## Requirements
Output each line exactly as it appears, skipping any embedded picture.

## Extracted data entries
○ ○ ○ ○

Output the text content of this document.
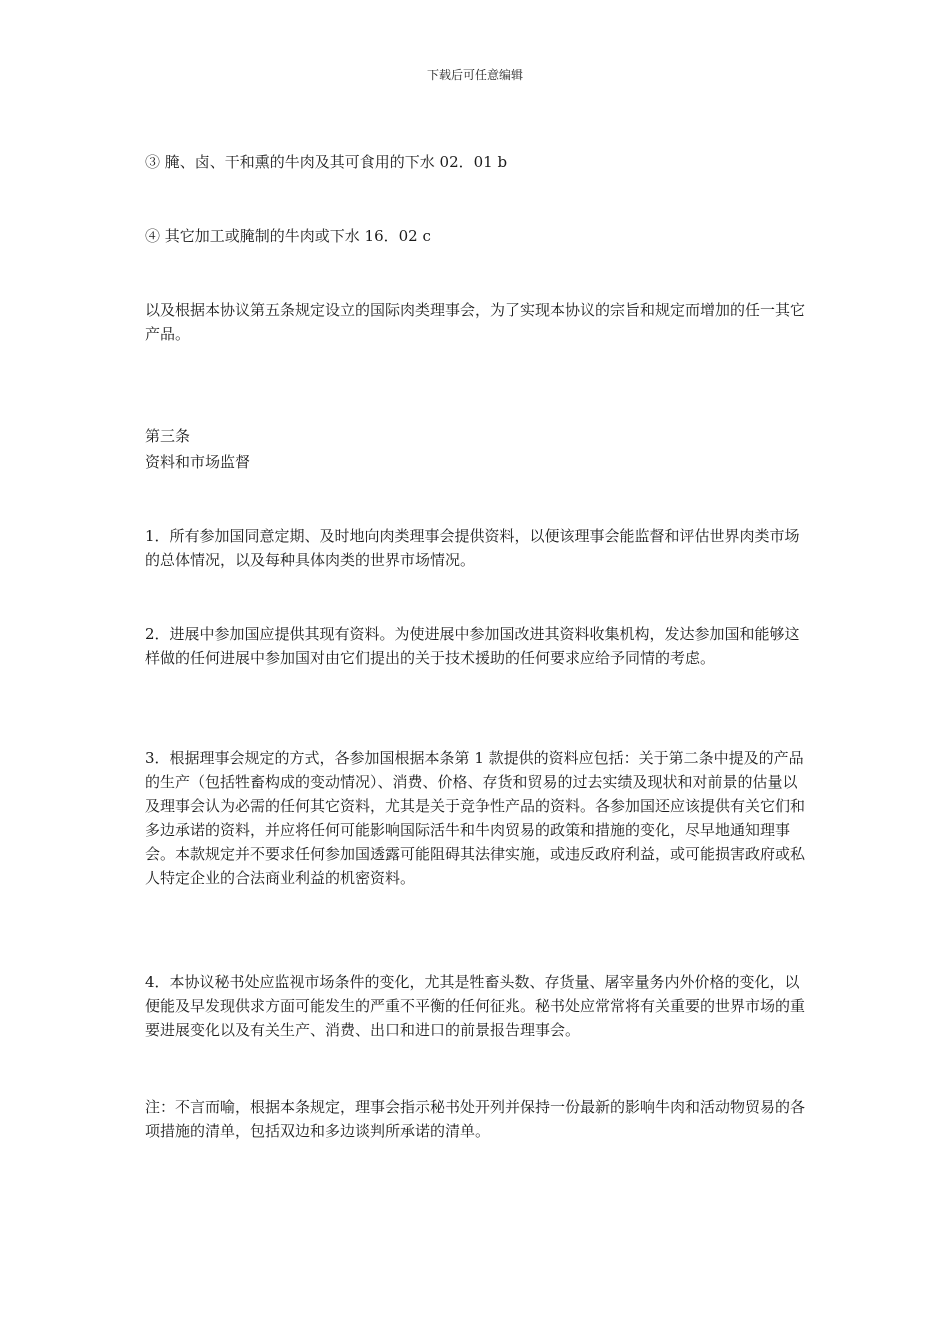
下载后可任意编辑

③ 腌、卤、干和熏的牛肉及其可食用的下水 02．01 b

④ 其它加工或腌制的牛肉或下水 16．02 c

以及根据本协议第五条规定设立的国际肉类理事会，为了实现本协议的宗旨和规定而增加的任一其它产品。

第三条

资料和市场监督

1．所有参加国同意定期、及时地向肉类理事会提供资料，以便该理事会能监督和评估世界肉类市场的总体情况，以及每种具体肉类的世界市场情况。

2．进展中参加国应提供其现有资料。为使进展中参加国改进其资料收集机构，发达参加国和能够这样做的任何进展中参加国对由它们提出的关于技术援助的任何要求应给予同情的考虑。

3．根据理事会规定的方式，各参加国根据本条第 1 款提供的资料应包括：关于第二条中提及的产品的生产（包括牲畜构成的变动情况）、消费、价格、存货和贸易的过去实绩及现状和对前景的估量以及理事会认为必需的任何其它资料，尤其是关于竞争性产品的资料。各参加国还应该提供有关它们和多边承诺的资料，并应将任何可能影响国际活牛和牛肉贸易的政策和措施的变化，尽早地通知理事会。本款规定并不要求任何参加国透露可能阻碍其法律实施，或违反政府利益，或可能损害政府或私人特定企业的合法商业利益的机密资料。

4．本协议秘书处应监视市场条件的变化，尤其是牲畜头数、存货量、屠宰量务内外价格的变化，以便能及早发现供求方面可能发生的严重不平衡的任何征兆。秘书处应常常将有关重要的世界市场的重要进展变化以及有关生产、消费、出口和进口的前景报告理事会。

注：不言而喻，根据本条规定，理事会指示秘书处开列并保持一份最新的影响牛肉和活动物贸易的各项措施的清单，包括双边和多边谈判所承诺的清单。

○ ○ ○ ○

## Full answer
Output the text content of this document.
下载后可任意编辑

③ 腌、卤、干和熏的牛肉及其可食用的下水 02．01 b

④ 其它加工或腌制的牛肉或下水 16．02 c

以及根据本协议第五条规定设立的国际肉类理事会，为了实现本协议的宗旨和规定而增加的任一其它产品。

第三条

资料和市场监督

1．所有参加国同意定期、及时地向肉类理事会提供资料，以便该理事会能监督和评估世界肉类市场的总体情况，以及每种具体肉类的世界市场情况。

2．进展中参加国应提供其现有资料。为使进展中参加国改进其资料收集机构，发达参加国和能够这样做的任何进展中参加国对由它们提出的关于技术援助的任何要求应给予同情的考虑。

3．根据理事会规定的方式，各参加国根据本条第 1 款提供的资料应包括：关于第二条中提及的产品的生产（包括牲畜构成的变动情况）、消费、价格、存货和贸易的过去实绩及现状和对前景的估量以及理事会认为必需的任何其它资料，尤其是关于竞争性产品的资料。各参加国还应该提供有关它们和多边承诺的资料，并应将任何可能影响国际活牛和牛肉贸易的政策和措施的变化，尽早地通知理事会。本款规定并不要求任何参加国透露可能阻碍其法律实施，或违反政府利益，或可能损害政府或私人特定企业的合法商业利益的机密资料。

4．本协议秘书处应监视市场条件的变化，尤其是牲畜头数、存货量、屠宰量务内外价格的变化，以便能及早发现供求方面可能发生的严重不平衡的任何征兆。秘书处应常常将有关重要的世界市场的重要进展变化以及有关生产、消费、出口和进口的前景报告理事会。

注：不言而喻，根据本条规定，理事会指示秘书处开列并保持一份最新的影响牛肉和活动物贸易的各项措施的清单，包括双边和多边谈判所承诺的清单。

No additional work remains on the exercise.